Extract all lines in the data that contain the word "appear".

= MATERIAL SUPPLIED =

#####

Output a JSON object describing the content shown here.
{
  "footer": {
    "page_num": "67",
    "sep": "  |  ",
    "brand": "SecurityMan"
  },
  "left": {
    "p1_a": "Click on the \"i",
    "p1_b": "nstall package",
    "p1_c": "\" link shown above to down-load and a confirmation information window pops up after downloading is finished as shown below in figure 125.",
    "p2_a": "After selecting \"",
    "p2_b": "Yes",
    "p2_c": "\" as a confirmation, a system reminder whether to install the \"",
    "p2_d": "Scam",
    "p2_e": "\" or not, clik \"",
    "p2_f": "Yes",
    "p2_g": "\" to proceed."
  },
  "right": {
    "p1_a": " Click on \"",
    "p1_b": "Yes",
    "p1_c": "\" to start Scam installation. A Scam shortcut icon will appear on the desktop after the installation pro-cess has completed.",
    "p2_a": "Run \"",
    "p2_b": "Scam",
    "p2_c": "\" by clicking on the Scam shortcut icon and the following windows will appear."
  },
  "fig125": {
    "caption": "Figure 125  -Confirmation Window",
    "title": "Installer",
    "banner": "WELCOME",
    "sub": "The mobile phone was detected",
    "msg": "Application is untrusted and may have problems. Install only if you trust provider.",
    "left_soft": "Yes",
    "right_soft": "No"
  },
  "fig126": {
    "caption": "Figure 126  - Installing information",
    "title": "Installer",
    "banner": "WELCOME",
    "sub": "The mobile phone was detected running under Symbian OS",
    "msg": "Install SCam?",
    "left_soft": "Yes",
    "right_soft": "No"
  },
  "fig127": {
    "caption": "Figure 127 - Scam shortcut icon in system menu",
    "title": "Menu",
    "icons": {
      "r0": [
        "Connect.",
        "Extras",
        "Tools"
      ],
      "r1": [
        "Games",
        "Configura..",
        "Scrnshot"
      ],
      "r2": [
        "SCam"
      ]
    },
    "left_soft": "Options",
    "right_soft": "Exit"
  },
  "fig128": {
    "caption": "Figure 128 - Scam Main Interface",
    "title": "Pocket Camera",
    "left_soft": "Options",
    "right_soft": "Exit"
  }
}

#####

= FINAL RESULT =
    "p1_c": "\" to start Scam installation. A Scam shortcut icon will appear on the desktop after the installation pro-cess has completed.",
    "p2_c": "\" by clicking on the Scam shortcut icon and the following windows will appear."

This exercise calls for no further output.